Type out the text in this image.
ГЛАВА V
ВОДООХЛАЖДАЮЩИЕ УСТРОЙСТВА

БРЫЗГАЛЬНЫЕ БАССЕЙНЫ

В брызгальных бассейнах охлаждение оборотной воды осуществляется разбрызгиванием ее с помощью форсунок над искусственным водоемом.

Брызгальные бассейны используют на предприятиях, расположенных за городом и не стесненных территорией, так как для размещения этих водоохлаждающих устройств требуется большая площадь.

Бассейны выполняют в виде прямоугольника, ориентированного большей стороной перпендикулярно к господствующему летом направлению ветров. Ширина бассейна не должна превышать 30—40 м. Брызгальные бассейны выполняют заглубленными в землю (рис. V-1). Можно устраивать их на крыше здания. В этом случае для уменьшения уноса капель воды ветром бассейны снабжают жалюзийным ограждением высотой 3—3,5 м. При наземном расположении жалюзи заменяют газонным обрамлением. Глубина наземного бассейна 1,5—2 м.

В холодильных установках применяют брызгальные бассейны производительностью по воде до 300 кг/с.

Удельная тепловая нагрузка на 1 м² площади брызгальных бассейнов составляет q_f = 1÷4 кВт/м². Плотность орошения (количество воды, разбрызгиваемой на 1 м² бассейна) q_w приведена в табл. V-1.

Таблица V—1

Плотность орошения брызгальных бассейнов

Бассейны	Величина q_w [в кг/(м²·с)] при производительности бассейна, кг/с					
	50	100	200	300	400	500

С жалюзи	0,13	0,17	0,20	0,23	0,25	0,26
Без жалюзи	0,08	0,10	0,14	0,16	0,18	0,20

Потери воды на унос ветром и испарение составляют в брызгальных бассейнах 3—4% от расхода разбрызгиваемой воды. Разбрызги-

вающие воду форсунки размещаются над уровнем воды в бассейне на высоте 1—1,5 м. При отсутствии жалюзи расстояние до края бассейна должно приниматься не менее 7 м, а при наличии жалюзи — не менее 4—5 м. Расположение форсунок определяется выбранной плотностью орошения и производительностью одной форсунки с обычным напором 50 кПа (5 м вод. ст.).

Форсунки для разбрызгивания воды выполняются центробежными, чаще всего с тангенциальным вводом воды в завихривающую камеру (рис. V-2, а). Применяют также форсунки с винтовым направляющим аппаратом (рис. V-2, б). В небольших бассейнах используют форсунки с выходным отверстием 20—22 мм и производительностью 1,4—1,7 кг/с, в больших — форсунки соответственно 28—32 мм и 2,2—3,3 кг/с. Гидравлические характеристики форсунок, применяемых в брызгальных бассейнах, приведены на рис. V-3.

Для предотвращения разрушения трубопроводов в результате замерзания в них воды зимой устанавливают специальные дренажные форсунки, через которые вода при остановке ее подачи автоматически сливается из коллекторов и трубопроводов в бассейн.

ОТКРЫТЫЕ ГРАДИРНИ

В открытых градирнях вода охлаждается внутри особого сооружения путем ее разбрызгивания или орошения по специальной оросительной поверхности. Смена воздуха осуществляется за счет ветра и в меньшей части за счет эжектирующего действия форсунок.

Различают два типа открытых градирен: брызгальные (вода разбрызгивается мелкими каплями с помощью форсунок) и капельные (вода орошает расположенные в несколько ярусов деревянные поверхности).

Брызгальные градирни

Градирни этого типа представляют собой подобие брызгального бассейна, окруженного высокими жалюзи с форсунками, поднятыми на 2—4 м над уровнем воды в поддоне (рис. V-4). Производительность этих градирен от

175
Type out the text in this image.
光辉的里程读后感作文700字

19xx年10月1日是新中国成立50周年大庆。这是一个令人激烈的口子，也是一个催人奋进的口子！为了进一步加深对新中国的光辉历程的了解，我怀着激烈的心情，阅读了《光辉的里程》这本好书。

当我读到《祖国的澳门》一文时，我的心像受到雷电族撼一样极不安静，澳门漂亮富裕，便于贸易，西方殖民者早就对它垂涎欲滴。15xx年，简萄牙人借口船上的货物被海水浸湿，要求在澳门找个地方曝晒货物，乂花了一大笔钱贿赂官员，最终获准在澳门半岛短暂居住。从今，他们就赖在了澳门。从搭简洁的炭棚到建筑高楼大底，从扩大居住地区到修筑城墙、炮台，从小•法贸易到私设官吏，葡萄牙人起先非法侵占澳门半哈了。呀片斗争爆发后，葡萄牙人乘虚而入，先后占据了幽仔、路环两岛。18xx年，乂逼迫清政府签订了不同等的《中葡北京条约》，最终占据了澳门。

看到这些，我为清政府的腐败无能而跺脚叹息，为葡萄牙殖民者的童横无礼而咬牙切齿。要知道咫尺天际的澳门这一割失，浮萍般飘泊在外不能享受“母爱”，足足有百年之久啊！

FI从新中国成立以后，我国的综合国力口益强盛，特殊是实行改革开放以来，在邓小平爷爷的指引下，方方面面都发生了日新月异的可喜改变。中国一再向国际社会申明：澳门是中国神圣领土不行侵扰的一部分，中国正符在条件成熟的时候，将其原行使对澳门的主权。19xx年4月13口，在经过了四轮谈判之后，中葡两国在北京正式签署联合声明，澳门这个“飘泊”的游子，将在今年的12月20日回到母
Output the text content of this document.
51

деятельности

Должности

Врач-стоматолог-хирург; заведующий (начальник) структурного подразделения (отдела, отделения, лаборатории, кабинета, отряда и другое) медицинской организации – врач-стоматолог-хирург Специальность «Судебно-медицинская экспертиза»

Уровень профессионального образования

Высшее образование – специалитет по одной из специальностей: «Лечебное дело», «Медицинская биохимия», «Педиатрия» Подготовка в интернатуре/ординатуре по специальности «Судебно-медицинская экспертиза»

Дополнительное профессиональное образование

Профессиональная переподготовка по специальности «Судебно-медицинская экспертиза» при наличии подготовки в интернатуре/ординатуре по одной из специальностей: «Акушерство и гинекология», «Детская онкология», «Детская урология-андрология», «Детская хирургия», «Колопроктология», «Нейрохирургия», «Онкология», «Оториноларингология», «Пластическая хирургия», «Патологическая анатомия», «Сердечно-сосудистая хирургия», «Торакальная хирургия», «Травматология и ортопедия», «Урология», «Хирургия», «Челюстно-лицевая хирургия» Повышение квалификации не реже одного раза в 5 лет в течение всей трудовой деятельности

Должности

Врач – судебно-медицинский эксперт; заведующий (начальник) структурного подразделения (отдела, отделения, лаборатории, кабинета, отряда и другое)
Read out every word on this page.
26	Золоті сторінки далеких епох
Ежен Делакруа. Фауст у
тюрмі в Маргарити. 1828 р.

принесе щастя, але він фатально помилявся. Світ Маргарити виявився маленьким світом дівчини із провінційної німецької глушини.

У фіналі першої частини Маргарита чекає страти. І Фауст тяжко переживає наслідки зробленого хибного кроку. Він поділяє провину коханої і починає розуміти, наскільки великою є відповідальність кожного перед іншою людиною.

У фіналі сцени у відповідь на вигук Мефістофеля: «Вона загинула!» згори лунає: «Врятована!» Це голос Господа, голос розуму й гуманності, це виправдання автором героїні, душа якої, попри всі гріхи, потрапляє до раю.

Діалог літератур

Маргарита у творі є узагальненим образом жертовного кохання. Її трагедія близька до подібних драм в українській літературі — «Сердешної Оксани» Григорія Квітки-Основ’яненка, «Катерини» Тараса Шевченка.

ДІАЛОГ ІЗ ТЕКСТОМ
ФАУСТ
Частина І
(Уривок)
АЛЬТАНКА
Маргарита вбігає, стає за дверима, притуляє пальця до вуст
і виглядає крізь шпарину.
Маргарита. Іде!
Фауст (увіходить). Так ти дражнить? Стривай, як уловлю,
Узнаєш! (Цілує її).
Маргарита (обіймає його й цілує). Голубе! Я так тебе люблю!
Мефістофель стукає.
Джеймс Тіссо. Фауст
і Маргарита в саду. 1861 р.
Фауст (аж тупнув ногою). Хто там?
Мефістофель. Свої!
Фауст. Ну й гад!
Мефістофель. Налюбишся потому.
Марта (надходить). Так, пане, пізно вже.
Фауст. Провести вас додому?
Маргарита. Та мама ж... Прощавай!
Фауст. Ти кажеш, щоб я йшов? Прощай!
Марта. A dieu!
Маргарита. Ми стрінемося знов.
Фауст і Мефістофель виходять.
········
* **The problem**
Search the material above for "типа". Pull out each line where it shows up.

* **Final result**
Различают два типа открытых градирен: брызгальные (вода разбрызгивается мелкими каплями с помощью форсунок) и капельные (вода орошает расположенные в несколько ярусов деревянные поверхности).
Градирни этого типа представляют собой подобие брызгального бассейна, окруженного высокими жалюзи с форсунками, поднятыми на 2—4 м над уровнем воды в поддоне (рис. V-4). Производительность этих градирен от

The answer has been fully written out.